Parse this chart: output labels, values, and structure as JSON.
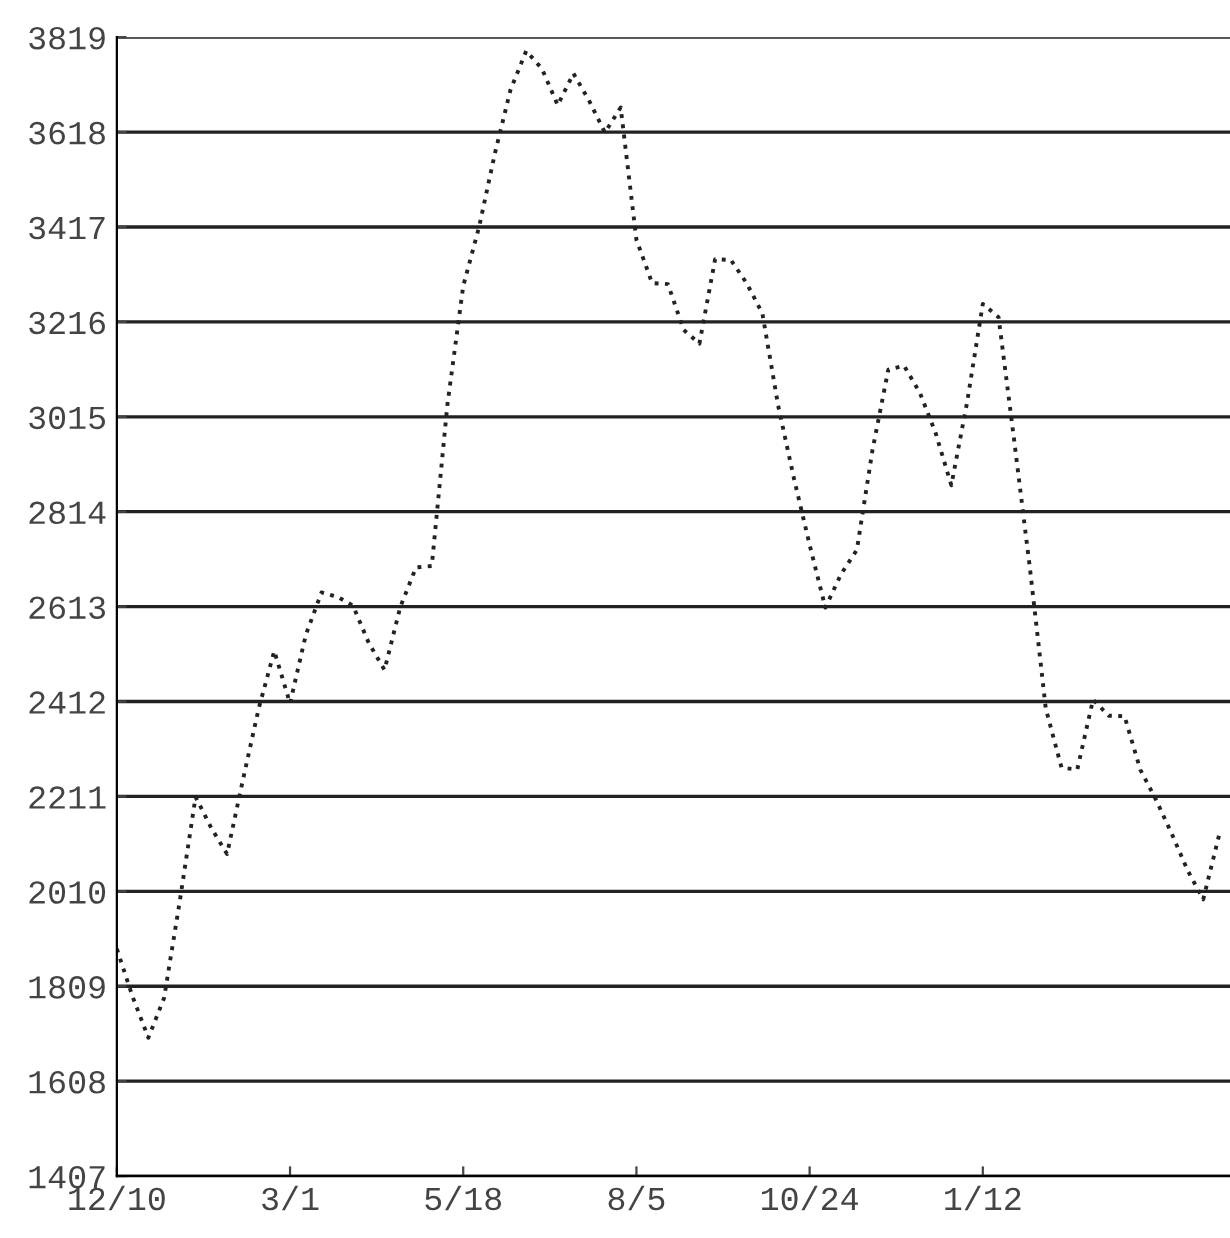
{
  "chart_data": {
    "type": "line",
    "categories": [
      "12/10",
      null,
      null,
      null,
      null,
      null,
      null,
      null,
      null,
      null,
      null,
      "3/1",
      null,
      null,
      null,
      null,
      null,
      null,
      null,
      null,
      null,
      null,
      "5/18",
      null,
      null,
      null,
      null,
      null,
      null,
      null,
      null,
      null,
      null,
      "8/5",
      null,
      null,
      null,
      null,
      null,
      null,
      null,
      null,
      null,
      null,
      "10/24",
      null,
      null,
      null,
      null,
      null,
      null,
      null,
      null,
      null,
      null,
      "1/12",
      null,
      null,
      null,
      null,
      null,
      null,
      null,
      null,
      null,
      null,
      null,
      null,
      null,
      null,
      null
    ],
    "series": [
      {
        "color": "#222222",
        "values": [
          1888,
          1787,
          1700,
          1784,
          1990,
          2210,
          2144,
          2089,
          2245,
          2396,
          2519,
          2408,
          2553,
          2643,
          2634,
          2615,
          2536,
          2479,
          2612,
          2696,
          2699,
          3042,
          3292,
          3416,
          3571,
          3707,
          3790,
          3752,
          3675,
          3742,
          3684,
          3617,
          3670,
          3390,
          3298,
          3296,
          3199,
          3170,
          3349,
          3347,
          3298,
          3234,
          3039,
          2885,
          2744,
          2611,
          2682,
          2733,
          2946,
          3115,
          3123,
          3066,
          2981,
          2870,
          3045,
          3254,
          3226,
          2963,
          2692,
          2397,
          2272,
          2268,
          2416,
          2382,
          2381,
          2268,
          2204,
          2132,
          2055,
          1993,
          2128
        ]
      }
    ],
    "ylim": [
      1407,
      3819
    ],
    "yticks": [
      1407,
      1608,
      1809,
      2010,
      2211,
      2412,
      2613,
      2814,
      3015,
      3216,
      3417,
      3618,
      3819
    ],
    "grid": "y",
    "marker": "none",
    "line_style": "dotted"
  }
}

## JOB
List each line holding the string "values".

## SOLUTION TO THIS PROBLEM
Parse this chart: output labels, values, and structure as JSON.
        "values": [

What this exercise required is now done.